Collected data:
......
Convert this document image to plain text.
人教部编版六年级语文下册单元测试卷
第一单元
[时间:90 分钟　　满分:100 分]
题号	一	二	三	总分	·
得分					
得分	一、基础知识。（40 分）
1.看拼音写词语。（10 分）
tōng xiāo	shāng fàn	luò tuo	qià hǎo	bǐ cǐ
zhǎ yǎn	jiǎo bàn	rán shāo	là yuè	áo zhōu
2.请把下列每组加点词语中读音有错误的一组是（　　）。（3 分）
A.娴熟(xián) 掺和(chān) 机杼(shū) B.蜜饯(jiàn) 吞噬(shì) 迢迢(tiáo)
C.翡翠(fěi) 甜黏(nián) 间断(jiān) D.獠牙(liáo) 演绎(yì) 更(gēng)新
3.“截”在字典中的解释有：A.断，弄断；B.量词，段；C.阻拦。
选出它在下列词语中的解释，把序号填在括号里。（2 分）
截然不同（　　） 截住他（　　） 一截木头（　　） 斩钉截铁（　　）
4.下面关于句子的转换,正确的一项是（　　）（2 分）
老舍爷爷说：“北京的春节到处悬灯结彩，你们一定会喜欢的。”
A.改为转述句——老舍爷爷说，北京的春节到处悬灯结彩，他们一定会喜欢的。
......
What you should do
Reproduce all data above, unchanged.

Exercise solution
Convert this document image to plain text.
人教部编版六年级语文下册单元测试卷
第一单元
[时间:90 分钟　　满分:100 分]
题号	一	二	三	总分	·
得分					
得分	一、基础知识。（40 分）
1.看拼音写词语。（10 分）
tōng xiāo	shāng fàn	luò tuo	qià hǎo	bǐ cǐ
zhǎ yǎn	jiǎo bàn	rán shāo	là yuè	áo zhōu
2.请把下列每组加点词语中读音有错误的一组是（　　）。（3 分）
A.娴熟(xián) 掺和(chān) 机杼(shū) B.蜜饯(jiàn) 吞噬(shì) 迢迢(tiáo)
C.翡翠(fěi) 甜黏(nián) 间断(jiān) D.獠牙(liáo) 演绎(yì) 更(gēng)新
3.“截”在字典中的解释有：A.断，弄断；B.量词，段；C.阻拦。
选出它在下列词语中的解释，把序号填在括号里。（2 分）
截然不同（　　） 截住他（　　） 一截木头（　　） 斩钉截铁（　　）
4.下面关于句子的转换,正确的一项是（　　）（2 分）
老舍爷爷说：“北京的春节到处悬灯结彩，你们一定会喜欢的。”
A.改为转述句——老舍爷爷说，北京的春节到处悬灯结彩，他们一定会喜欢的。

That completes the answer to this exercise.